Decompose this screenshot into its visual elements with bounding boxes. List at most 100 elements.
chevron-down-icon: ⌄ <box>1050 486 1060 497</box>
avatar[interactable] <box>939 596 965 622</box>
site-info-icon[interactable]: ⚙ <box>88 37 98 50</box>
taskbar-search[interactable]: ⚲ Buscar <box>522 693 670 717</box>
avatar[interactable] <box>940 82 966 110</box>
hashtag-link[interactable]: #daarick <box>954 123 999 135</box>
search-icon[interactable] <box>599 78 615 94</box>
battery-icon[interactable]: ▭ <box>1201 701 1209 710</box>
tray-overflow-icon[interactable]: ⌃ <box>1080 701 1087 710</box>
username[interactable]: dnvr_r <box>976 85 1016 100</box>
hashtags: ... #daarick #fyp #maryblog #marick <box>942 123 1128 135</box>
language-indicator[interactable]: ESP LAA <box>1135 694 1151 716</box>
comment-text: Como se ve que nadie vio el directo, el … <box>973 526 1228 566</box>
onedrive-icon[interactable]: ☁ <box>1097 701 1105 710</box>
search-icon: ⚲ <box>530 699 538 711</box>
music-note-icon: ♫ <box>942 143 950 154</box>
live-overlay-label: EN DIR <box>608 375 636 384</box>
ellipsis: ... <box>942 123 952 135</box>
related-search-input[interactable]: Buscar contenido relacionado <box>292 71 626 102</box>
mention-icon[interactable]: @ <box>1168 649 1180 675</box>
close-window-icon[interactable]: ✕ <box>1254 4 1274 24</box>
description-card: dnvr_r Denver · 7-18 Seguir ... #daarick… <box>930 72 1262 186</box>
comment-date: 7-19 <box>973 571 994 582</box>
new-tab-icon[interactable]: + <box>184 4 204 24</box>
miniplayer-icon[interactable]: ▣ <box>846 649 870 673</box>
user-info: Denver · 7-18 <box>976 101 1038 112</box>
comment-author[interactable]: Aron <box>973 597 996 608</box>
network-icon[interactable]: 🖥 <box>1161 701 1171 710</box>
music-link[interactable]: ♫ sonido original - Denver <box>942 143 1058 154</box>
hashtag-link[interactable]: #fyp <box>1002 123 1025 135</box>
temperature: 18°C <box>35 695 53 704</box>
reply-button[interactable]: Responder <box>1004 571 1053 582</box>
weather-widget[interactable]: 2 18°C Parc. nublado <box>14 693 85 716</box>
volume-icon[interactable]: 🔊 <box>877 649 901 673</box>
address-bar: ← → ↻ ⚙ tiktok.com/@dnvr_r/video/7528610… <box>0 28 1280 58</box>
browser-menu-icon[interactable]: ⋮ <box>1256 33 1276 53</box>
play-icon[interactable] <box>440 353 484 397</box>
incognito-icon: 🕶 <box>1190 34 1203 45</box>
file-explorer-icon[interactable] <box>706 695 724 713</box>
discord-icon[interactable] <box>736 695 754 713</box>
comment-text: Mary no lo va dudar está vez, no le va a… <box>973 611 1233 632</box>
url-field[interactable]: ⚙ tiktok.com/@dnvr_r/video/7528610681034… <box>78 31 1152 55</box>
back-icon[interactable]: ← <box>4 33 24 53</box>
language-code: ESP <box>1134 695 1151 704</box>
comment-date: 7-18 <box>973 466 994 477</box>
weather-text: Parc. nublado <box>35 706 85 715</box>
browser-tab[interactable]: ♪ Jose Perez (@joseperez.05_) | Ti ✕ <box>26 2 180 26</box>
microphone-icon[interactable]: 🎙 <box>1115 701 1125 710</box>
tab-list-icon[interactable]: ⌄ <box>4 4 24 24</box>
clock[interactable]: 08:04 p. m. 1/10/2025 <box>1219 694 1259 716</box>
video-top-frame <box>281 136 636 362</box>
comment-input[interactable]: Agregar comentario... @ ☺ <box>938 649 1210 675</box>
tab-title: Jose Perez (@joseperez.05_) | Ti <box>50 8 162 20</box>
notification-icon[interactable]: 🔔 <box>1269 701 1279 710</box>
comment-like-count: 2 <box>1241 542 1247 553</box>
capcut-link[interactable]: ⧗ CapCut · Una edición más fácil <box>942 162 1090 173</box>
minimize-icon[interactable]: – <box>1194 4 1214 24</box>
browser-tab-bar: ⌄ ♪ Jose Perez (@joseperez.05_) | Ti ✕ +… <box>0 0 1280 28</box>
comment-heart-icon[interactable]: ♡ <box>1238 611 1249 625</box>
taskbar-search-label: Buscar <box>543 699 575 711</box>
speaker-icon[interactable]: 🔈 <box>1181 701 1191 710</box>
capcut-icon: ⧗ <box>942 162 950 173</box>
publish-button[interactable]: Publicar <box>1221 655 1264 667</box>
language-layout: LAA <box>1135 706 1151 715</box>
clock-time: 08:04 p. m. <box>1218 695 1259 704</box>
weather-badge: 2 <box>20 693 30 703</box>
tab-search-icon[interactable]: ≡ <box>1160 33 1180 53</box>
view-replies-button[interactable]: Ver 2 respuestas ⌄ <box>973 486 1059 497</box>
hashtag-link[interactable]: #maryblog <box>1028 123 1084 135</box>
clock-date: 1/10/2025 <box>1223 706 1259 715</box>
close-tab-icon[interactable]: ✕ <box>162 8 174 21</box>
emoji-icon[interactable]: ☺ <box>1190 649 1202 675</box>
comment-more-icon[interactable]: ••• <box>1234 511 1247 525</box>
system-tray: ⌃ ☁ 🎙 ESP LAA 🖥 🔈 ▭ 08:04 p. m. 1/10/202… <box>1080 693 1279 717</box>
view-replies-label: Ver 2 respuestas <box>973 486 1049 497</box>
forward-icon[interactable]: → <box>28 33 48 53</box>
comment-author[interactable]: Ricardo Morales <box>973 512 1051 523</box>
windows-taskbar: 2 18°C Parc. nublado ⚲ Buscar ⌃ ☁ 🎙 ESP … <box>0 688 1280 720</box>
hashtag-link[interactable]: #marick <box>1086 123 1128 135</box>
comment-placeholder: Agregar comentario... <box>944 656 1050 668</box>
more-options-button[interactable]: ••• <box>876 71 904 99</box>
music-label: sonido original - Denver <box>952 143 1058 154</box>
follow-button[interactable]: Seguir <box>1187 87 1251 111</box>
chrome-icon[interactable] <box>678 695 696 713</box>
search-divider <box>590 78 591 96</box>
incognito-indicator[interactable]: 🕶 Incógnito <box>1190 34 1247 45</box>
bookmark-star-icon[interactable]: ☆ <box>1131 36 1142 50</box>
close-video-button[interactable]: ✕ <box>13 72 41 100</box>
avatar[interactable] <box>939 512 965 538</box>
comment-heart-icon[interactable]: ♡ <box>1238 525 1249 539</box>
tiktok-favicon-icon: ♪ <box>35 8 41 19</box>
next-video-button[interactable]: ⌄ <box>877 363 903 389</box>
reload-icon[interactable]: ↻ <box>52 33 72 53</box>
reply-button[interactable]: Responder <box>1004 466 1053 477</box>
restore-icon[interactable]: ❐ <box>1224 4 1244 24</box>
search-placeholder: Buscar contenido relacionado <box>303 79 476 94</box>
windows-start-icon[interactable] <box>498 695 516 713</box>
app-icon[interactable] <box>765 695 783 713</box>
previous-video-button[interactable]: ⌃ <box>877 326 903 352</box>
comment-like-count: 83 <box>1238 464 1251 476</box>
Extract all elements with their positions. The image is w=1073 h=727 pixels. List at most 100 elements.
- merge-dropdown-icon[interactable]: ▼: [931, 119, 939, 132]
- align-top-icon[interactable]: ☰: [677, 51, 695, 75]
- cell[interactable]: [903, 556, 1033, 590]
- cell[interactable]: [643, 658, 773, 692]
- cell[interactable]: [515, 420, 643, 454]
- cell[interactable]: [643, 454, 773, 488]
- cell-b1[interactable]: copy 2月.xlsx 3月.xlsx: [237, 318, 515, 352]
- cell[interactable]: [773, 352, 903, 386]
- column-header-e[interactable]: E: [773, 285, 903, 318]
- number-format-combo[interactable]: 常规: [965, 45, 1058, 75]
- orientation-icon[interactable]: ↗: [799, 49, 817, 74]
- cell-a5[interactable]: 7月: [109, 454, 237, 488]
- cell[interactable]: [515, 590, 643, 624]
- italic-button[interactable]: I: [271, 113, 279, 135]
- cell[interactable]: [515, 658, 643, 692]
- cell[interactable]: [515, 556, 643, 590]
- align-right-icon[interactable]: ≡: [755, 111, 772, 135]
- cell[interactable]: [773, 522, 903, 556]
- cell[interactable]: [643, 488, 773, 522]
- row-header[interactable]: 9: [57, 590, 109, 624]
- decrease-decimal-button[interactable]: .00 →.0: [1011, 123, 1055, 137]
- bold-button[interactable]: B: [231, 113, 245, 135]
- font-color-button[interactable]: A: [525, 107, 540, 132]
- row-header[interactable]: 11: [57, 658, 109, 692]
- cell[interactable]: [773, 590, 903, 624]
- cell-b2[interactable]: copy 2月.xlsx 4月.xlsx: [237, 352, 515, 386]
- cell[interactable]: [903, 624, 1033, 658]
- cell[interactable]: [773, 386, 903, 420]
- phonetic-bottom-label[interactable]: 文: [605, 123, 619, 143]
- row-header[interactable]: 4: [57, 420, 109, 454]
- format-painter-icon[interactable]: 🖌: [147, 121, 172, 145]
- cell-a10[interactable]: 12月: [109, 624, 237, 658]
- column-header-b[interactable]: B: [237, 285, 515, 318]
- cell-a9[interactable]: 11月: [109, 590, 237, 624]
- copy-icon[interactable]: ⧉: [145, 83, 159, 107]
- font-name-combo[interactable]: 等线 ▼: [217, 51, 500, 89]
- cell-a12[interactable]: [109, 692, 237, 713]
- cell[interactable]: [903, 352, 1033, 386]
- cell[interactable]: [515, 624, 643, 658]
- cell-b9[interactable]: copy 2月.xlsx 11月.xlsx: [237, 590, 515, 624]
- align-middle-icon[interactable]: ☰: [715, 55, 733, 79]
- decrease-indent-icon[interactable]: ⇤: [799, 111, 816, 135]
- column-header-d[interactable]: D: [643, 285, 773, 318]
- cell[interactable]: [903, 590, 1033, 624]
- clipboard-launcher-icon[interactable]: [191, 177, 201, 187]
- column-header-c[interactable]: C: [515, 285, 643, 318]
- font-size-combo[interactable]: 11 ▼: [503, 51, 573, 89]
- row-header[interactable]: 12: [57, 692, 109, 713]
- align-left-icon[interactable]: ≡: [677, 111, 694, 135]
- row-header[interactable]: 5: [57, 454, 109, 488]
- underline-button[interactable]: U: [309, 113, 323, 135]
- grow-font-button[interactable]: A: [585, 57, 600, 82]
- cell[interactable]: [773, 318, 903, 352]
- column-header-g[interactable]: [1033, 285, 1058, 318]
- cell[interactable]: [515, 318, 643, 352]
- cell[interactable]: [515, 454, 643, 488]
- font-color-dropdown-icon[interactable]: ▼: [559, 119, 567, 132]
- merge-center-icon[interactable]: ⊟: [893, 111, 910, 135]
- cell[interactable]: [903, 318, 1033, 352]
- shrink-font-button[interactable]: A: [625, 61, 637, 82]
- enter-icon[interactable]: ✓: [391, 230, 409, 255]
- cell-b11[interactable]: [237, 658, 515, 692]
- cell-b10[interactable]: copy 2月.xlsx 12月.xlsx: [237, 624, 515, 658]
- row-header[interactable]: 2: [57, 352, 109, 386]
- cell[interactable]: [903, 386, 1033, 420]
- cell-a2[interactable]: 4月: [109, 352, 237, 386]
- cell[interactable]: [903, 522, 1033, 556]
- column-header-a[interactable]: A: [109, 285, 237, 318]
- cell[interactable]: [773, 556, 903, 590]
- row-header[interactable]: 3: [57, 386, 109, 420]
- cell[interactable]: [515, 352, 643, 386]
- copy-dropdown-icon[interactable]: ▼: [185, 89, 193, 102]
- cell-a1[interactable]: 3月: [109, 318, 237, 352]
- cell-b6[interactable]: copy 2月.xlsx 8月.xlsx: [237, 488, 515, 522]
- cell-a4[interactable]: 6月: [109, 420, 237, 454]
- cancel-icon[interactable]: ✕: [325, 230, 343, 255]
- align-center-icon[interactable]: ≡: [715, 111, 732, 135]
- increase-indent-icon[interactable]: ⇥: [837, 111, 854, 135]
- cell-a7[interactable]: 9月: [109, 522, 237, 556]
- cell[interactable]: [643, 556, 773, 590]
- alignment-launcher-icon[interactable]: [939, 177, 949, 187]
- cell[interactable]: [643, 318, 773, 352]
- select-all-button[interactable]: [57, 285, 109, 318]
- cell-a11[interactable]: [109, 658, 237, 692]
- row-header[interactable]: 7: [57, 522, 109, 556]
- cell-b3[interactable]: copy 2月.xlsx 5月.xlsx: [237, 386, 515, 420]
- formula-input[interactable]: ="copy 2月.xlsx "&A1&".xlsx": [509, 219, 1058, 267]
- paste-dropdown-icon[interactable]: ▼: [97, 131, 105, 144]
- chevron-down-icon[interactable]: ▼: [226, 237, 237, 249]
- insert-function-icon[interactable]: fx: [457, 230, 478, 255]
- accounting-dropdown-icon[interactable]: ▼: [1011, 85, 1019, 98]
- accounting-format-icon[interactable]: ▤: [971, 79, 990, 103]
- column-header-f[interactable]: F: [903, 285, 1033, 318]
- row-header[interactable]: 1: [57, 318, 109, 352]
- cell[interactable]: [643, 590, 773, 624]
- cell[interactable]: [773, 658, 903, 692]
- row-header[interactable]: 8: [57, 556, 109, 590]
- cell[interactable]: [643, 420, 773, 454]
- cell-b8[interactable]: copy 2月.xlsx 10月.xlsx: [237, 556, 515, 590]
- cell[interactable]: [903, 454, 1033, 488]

::::

• _Consigne_
Recopiez à l'identique les lignes des entrées, en commençant au début des entrées et en terminant par la ligne qui contient « comment-author[interactable]: Aron <box>973 », celle-ci comprise.

• _Résultat_
Decompose this screenshot into its visual elements with bounding boxes. List at most 100 elements.
chevron-down-icon: ⌄ <box>1050 486 1060 497</box>
avatar[interactable] <box>939 596 965 622</box>
site-info-icon[interactable]: ⚙ <box>88 37 98 50</box>
taskbar-search[interactable]: ⚲ Buscar <box>522 693 670 717</box>
avatar[interactable] <box>940 82 966 110</box>
hashtag-link[interactable]: #daarick <box>954 123 999 135</box>
search-icon[interactable] <box>599 78 615 94</box>
battery-icon[interactable]: ▭ <box>1201 701 1209 710</box>
tray-overflow-icon[interactable]: ⌃ <box>1080 701 1087 710</box>
username[interactable]: dnvr_r <box>976 85 1016 100</box>
hashtags: ... #daarick #fyp #maryblog #marick <box>942 123 1128 135</box>
language-indicator[interactable]: ESP LAA <box>1135 694 1151 716</box>
comment-text: Como se ve que nadie vio el directo, el … <box>973 526 1228 566</box>
onedrive-icon[interactable]: ☁ <box>1097 701 1105 710</box>
search-icon: ⚲ <box>530 699 538 711</box>
music-note-icon: ♫ <box>942 143 950 154</box>
live-overlay-label: EN DIR <box>608 375 636 384</box>
ellipsis: ... <box>942 123 952 135</box>
related-search-input[interactable]: Buscar contenido relacionado <box>292 71 626 102</box>
mention-icon[interactable]: @ <box>1168 649 1180 675</box>
close-window-icon[interactable]: ✕ <box>1254 4 1274 24</box>
description-card: dnvr_r Denver · 7-18 Seguir ... #daarick… <box>930 72 1262 186</box>
comment-date: 7-19 <box>973 571 994 582</box>
new-tab-icon[interactable]: + <box>184 4 204 24</box>
miniplayer-icon[interactable]: ▣ <box>846 649 870 673</box>
user-info: Denver · 7-18 <box>976 101 1038 112</box>
comment-author[interactable]: Aron <box>973 597 996 608</box>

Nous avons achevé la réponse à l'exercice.